═══ Raw data
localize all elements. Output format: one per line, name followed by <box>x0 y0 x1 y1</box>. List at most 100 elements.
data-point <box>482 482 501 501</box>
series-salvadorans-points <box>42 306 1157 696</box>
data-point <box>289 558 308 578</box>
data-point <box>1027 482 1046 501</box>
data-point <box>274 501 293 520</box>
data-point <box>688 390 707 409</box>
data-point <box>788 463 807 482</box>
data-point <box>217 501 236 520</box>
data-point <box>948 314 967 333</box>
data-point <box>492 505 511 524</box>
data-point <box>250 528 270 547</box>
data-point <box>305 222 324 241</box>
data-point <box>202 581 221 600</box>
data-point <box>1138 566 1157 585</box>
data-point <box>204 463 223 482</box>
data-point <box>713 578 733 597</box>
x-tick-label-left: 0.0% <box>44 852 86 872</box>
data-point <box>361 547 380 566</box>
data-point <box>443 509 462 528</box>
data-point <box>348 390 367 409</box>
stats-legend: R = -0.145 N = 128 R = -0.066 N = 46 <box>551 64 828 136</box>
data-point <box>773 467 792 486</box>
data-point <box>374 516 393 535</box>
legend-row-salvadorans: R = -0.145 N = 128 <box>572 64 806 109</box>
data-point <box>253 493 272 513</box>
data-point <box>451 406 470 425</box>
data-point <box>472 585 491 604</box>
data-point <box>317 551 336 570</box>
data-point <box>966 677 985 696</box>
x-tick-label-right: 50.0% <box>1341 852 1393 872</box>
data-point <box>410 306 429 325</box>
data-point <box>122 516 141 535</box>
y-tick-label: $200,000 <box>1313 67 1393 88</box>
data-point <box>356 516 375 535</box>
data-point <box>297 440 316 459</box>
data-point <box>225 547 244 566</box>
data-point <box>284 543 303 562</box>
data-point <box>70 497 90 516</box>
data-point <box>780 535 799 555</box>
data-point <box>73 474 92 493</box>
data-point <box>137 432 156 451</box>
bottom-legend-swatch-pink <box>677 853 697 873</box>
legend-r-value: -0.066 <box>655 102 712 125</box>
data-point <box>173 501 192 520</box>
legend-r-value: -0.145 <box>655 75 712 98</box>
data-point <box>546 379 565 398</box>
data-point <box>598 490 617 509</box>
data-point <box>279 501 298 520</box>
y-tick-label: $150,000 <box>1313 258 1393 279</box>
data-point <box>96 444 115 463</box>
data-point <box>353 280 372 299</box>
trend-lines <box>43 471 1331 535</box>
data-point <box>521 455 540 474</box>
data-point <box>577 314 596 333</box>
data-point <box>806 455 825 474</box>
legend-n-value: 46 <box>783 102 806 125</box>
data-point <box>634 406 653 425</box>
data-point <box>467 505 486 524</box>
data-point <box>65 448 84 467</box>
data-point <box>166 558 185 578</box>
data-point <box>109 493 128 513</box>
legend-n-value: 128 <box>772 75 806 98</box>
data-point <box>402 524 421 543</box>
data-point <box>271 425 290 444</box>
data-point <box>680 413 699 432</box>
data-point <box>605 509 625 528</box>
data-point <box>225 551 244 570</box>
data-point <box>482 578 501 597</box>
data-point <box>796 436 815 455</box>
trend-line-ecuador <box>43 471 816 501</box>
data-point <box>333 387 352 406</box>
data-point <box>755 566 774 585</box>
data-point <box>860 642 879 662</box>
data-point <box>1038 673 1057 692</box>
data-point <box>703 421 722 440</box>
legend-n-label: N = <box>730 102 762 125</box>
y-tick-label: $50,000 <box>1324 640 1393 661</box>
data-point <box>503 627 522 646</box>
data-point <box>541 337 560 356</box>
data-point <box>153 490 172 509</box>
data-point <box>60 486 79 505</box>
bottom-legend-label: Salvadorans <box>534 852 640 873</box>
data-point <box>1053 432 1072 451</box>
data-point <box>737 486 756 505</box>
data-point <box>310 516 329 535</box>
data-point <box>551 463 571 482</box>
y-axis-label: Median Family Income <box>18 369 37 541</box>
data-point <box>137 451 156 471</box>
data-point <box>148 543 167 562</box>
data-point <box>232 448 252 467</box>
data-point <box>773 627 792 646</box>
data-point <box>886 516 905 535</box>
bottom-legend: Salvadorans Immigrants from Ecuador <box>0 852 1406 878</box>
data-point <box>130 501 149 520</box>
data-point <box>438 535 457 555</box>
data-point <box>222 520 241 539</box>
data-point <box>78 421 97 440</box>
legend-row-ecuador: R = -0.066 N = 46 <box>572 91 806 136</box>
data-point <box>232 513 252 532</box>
══════
═══ Raw data
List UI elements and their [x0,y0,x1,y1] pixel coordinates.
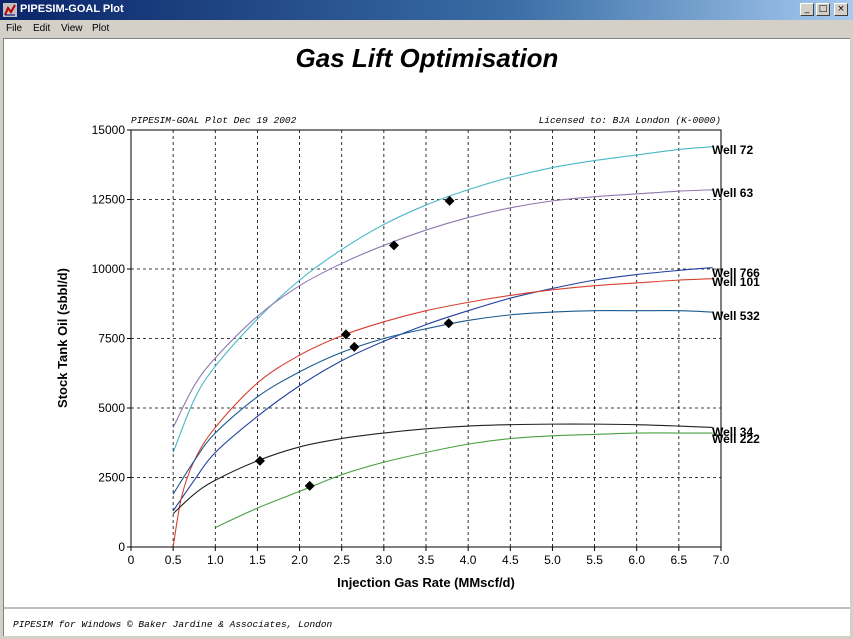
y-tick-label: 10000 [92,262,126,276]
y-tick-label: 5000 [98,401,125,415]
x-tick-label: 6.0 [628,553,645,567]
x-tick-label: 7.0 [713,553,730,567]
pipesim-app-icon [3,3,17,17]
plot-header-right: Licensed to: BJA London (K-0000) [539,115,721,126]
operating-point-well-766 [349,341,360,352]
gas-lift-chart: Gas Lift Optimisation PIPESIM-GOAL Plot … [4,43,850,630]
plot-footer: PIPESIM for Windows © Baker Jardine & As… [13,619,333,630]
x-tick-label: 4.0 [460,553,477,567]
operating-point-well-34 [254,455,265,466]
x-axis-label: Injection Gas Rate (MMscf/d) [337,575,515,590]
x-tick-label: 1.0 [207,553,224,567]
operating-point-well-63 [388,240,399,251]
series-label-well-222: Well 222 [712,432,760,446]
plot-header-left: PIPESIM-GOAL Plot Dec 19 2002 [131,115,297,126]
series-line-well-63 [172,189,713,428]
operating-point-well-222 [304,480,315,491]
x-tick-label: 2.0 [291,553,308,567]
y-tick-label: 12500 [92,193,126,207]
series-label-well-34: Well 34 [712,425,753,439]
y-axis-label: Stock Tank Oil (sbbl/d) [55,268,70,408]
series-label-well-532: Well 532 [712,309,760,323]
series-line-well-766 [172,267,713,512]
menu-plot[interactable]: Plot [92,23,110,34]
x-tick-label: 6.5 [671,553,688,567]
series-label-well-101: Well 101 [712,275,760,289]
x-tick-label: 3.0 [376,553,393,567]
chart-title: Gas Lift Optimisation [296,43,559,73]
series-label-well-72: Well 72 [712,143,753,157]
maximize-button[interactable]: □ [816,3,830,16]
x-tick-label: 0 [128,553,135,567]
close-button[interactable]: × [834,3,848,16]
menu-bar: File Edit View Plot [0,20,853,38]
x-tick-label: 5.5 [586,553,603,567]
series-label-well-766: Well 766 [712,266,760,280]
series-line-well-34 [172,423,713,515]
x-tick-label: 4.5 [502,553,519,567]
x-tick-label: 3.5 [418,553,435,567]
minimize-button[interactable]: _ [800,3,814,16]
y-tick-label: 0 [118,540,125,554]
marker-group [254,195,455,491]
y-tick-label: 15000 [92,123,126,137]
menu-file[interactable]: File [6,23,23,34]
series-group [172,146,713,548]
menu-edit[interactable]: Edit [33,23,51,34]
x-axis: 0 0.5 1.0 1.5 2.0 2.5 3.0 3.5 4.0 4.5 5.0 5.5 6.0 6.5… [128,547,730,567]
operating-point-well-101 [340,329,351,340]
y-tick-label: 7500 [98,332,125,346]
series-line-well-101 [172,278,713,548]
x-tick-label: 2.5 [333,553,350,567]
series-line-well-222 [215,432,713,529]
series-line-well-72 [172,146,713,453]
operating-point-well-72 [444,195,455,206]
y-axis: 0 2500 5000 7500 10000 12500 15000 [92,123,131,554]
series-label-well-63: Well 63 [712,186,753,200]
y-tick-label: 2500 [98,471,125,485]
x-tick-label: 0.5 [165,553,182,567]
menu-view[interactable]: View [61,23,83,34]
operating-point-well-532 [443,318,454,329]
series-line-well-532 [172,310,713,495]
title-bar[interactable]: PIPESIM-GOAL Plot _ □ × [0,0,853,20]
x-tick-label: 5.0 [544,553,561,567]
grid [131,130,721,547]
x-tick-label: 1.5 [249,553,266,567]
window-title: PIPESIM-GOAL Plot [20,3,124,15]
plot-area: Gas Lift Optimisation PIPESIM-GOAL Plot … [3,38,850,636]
══════
_Required task:_ Edit the stretch of material from the line containing "y-tick-label: 10000 [92,262,126,276]" through the line containing "close-button[interactable]: × [834,3,848,16]", replacing "Injection Gas Rate" with "Lift Gas Rate" and leaving everything else unchanged.

_Result below:_
y-tick-label: 10000 [92,262,126,276]
y-tick-label: 5000 [98,401,125,415]
x-tick-label: 6.0 [628,553,645,567]
x-tick-label: 7.0 [713,553,730,567]
pipesim-app-icon [3,3,17,17]
plot-header-right: Licensed to: BJA London (K-0000) [539,115,721,126]
operating-point-well-766 [349,341,360,352]
gas-lift-chart: Gas Lift Optimisation PIPESIM-GOAL Plot … [4,43,850,630]
plot-footer: PIPESIM for Windows © Baker Jardine & As… [13,619,333,630]
x-tick-label: 4.0 [460,553,477,567]
operating-point-well-34 [254,455,265,466]
x-axis-label: Lift Gas Rate (MMscf/d) [337,575,515,590]
x-tick-label: 1.0 [207,553,224,567]
operating-point-well-63 [388,240,399,251]
series-label-well-222: Well 222 [712,432,760,446]
plot-header-left: PIPESIM-GOAL Plot Dec 19 2002 [131,115,297,126]
series-line-well-63 [172,189,713,428]
operating-point-well-222 [304,480,315,491]
x-tick-label: 2.0 [291,553,308,567]
y-tick-label: 12500 [92,193,126,207]
series-label-well-34: Well 34 [712,425,753,439]
y-axis-label: Stock Tank Oil (sbbl/d) [55,268,70,408]
series-label-well-532: Well 532 [712,309,760,323]
series-line-well-766 [172,267,713,512]
menu-plot[interactable]: Plot [92,23,110,34]
x-tick-label: 6.5 [671,553,688,567]
series-label-well-101: Well 101 [712,275,760,289]
x-tick-label: 3.0 [376,553,393,567]
chart-title: Gas Lift Optimisation [296,43,559,73]
series-label-well-72: Well 72 [712,143,753,157]
maximize-button[interactable]: □ [816,3,830,16]
x-tick-label: 0 [128,553,135,567]
close-button[interactable]: × [834,3,848,16]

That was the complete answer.